**Problem**
Copy the listing below line for line without changing anything, and leave out the pictures.

-------------------------

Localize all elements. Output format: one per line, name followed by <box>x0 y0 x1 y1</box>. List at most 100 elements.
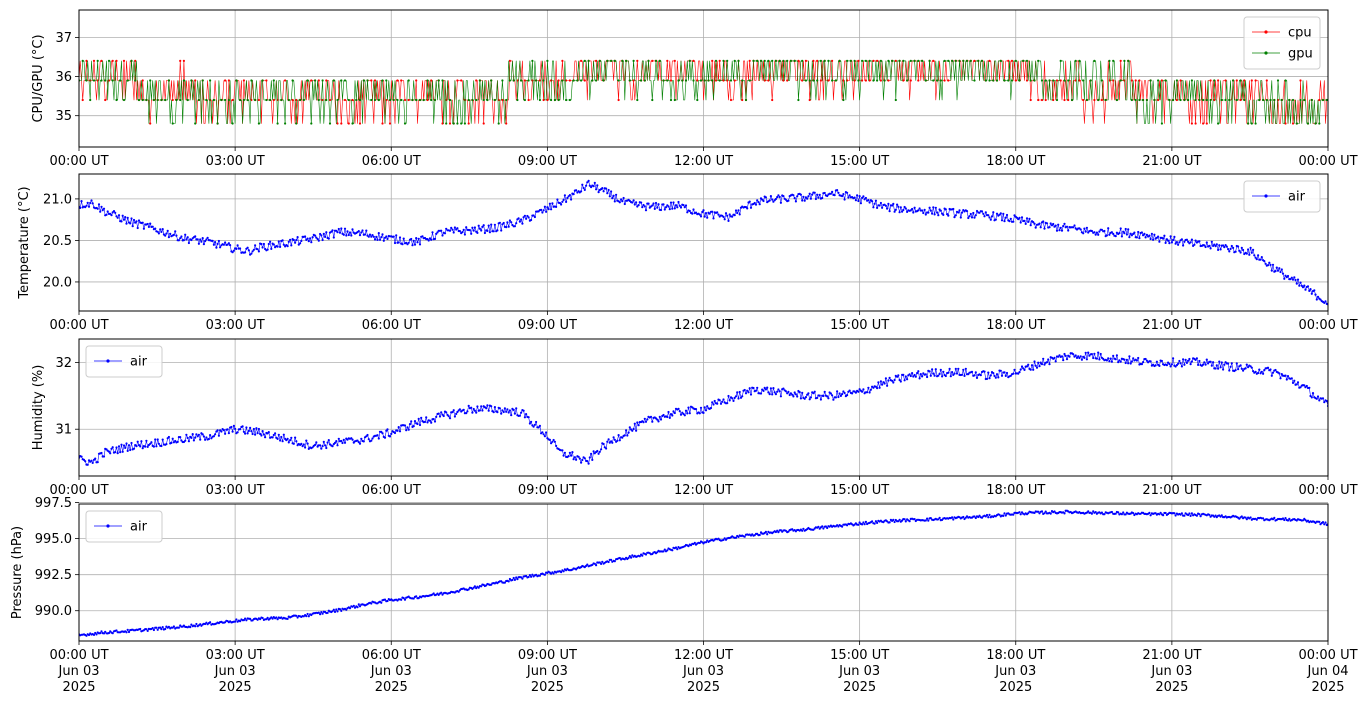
data-point <box>608 195 611 198</box>
data-point <box>179 59 182 63</box>
data-point <box>1270 269 1273 272</box>
data-point <box>607 560 610 564</box>
data-point <box>267 431 270 434</box>
data-point <box>978 514 981 517</box>
data-point <box>160 444 163 448</box>
data-point <box>886 207 889 210</box>
data-point <box>1064 354 1067 357</box>
data-point <box>963 374 966 377</box>
data-point <box>1288 517 1291 521</box>
data-point <box>470 406 473 409</box>
data-point <box>824 525 828 528</box>
data-point <box>808 98 811 102</box>
data-point <box>361 229 364 232</box>
data-point <box>91 202 94 205</box>
data-point <box>688 412 691 415</box>
data-point <box>1228 369 1231 372</box>
data-point <box>992 79 995 82</box>
data-point <box>831 59 834 63</box>
data-point <box>227 432 230 435</box>
data-point <box>295 122 298 125</box>
data-point <box>1059 59 1062 63</box>
data-point <box>1095 357 1098 360</box>
data-point <box>493 98 496 102</box>
data-point <box>962 515 965 519</box>
data-point <box>80 200 83 203</box>
data-point <box>858 388 861 391</box>
data-point <box>1019 221 1022 224</box>
data-point <box>839 394 843 397</box>
data-point <box>1315 298 1318 301</box>
data-point <box>307 447 310 450</box>
data-point <box>1145 233 1148 236</box>
data-point <box>826 194 829 198</box>
data-point <box>1089 79 1092 82</box>
data-point <box>226 428 229 431</box>
data-point <box>167 79 170 82</box>
data-point <box>673 98 676 102</box>
data-point <box>929 374 932 377</box>
data-point <box>1303 284 1306 287</box>
plot-area <box>79 59 1328 125</box>
data-point <box>678 204 681 207</box>
data-point <box>949 375 952 378</box>
data-point <box>807 392 810 395</box>
data-point <box>1190 122 1193 125</box>
data-point <box>458 408 461 411</box>
data-point <box>164 98 167 102</box>
data-point <box>1273 98 1276 102</box>
data-point <box>1306 519 1310 522</box>
data-point <box>1105 359 1108 362</box>
data-point <box>712 403 715 406</box>
data-point <box>842 98 845 102</box>
data-point <box>532 214 535 217</box>
data-point <box>657 203 660 206</box>
data-point <box>623 558 626 561</box>
data-point <box>190 79 193 82</box>
data-point <box>388 435 392 438</box>
data-point <box>462 408 465 411</box>
data-point <box>693 541 696 545</box>
data-point <box>104 79 107 82</box>
data-point <box>1303 384 1306 387</box>
data-point <box>317 98 320 102</box>
data-point <box>638 555 641 558</box>
data-point <box>1249 516 1252 519</box>
data-point <box>478 79 481 82</box>
data-point <box>583 457 586 460</box>
data-point <box>505 226 508 229</box>
data-point <box>135 220 138 223</box>
data-point <box>1130 360 1133 363</box>
data-point <box>282 433 285 436</box>
data-point <box>726 214 729 217</box>
data-point <box>836 189 839 192</box>
data-point <box>328 122 332 125</box>
data-point <box>557 79 560 82</box>
data-point <box>199 438 202 441</box>
data-point <box>321 238 324 242</box>
data-point <box>977 59 980 63</box>
data-point <box>191 433 194 436</box>
data-point <box>380 601 383 604</box>
data-point <box>222 429 225 432</box>
data-point <box>1164 511 1167 515</box>
data-point <box>216 122 219 125</box>
data-point <box>924 519 927 522</box>
data-point <box>826 526 829 530</box>
data-point <box>873 202 876 205</box>
data-point <box>195 433 198 436</box>
data-point <box>841 525 844 528</box>
data-point <box>1115 98 1118 102</box>
data-point <box>983 370 986 373</box>
data-point <box>635 429 638 432</box>
data-point <box>417 237 420 240</box>
data-point <box>980 516 984 519</box>
data-point <box>729 98 733 102</box>
data-point <box>1063 98 1066 102</box>
data-point <box>430 98 433 102</box>
data-point <box>522 216 525 219</box>
data-point <box>1067 79 1070 82</box>
data-point <box>722 538 725 542</box>
data-point <box>813 191 816 194</box>
data-point <box>1137 230 1140 234</box>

-------------------------

**Solved problem**
Localize all elements. Output format: one per line, name followed by <box>x0 y0 x1 y1</box>. List at most 100 elements.
data-point <box>608 195 611 198</box>
data-point <box>179 59 182 63</box>
data-point <box>1270 269 1273 272</box>
data-point <box>607 560 610 564</box>
data-point <box>267 431 270 434</box>
data-point <box>978 514 981 517</box>
data-point <box>160 444 163 448</box>
data-point <box>886 207 889 210</box>
data-point <box>1064 354 1067 357</box>
data-point <box>963 374 966 377</box>
data-point <box>1288 517 1291 521</box>
data-point <box>470 406 473 409</box>
data-point <box>824 525 828 528</box>
data-point <box>808 98 811 102</box>
data-point <box>361 229 364 232</box>
data-point <box>91 202 94 205</box>
data-point <box>688 412 691 415</box>
data-point <box>1228 369 1231 372</box>
data-point <box>992 79 995 82</box>
data-point <box>831 59 834 63</box>
data-point <box>227 432 230 435</box>
data-point <box>295 122 298 125</box>
data-point <box>1059 59 1062 63</box>
data-point <box>1095 357 1098 360</box>
data-point <box>493 98 496 102</box>
data-point <box>962 515 965 519</box>
data-point <box>80 200 83 203</box>
data-point <box>858 388 861 391</box>
data-point <box>1019 221 1022 224</box>
data-point <box>839 394 843 397</box>
data-point <box>1315 298 1318 301</box>
data-point <box>307 447 310 450</box>
data-point <box>1145 233 1148 236</box>
data-point <box>826 194 829 198</box>
data-point <box>1089 79 1092 82</box>
data-point <box>226 428 229 431</box>
data-point <box>167 79 170 82</box>
data-point <box>673 98 676 102</box>
data-point <box>929 374 932 377</box>
data-point <box>1303 284 1306 287</box>
plot-area <box>79 59 1328 125</box>
data-point <box>678 204 681 207</box>
data-point <box>949 375 952 378</box>
data-point <box>807 392 810 395</box>
data-point <box>1190 122 1193 125</box>
data-point <box>458 408 461 411</box>
data-point <box>164 98 167 102</box>
data-point <box>1273 98 1276 102</box>
data-point <box>1306 519 1310 522</box>
data-point <box>1105 359 1108 362</box>
data-point <box>712 403 715 406</box>
data-point <box>842 98 845 102</box>
data-point <box>532 214 535 217</box>
data-point <box>657 203 660 206</box>
data-point <box>623 558 626 561</box>
data-point <box>190 79 193 82</box>
data-point <box>388 435 392 438</box>
data-point <box>462 408 465 411</box>
data-point <box>693 541 696 545</box>
data-point <box>104 79 107 82</box>
data-point <box>1303 384 1306 387</box>
data-point <box>317 98 320 102</box>
data-point <box>638 555 641 558</box>
data-point <box>1249 516 1252 519</box>
data-point <box>478 79 481 82</box>
data-point <box>583 457 586 460</box>
data-point <box>505 226 508 229</box>
data-point <box>135 220 138 223</box>
data-point <box>1130 360 1133 363</box>
data-point <box>282 433 285 436</box>
data-point <box>726 214 729 217</box>
data-point <box>836 189 839 192</box>
data-point <box>328 122 332 125</box>
data-point <box>557 79 560 82</box>
data-point <box>199 438 202 441</box>
data-point <box>321 238 324 242</box>
data-point <box>977 59 980 63</box>
data-point <box>191 433 194 436</box>
data-point <box>380 601 383 604</box>
data-point <box>222 429 225 432</box>
data-point <box>1164 511 1167 515</box>
data-point <box>216 122 219 125</box>
data-point <box>924 519 927 522</box>
data-point <box>826 526 829 530</box>
data-point <box>873 202 876 205</box>
data-point <box>195 433 198 436</box>
data-point <box>841 525 844 528</box>
data-point <box>1115 98 1118 102</box>
data-point <box>983 370 986 373</box>
data-point <box>635 429 638 432</box>
data-point <box>417 237 420 240</box>
data-point <box>980 516 984 519</box>
data-point <box>729 98 733 102</box>
data-point <box>1063 98 1066 102</box>
data-point <box>430 98 433 102</box>
data-point <box>522 216 525 219</box>
data-point <box>1067 79 1070 82</box>
data-point <box>722 538 725 542</box>
data-point <box>813 191 816 194</box>
data-point <box>1137 230 1140 234</box>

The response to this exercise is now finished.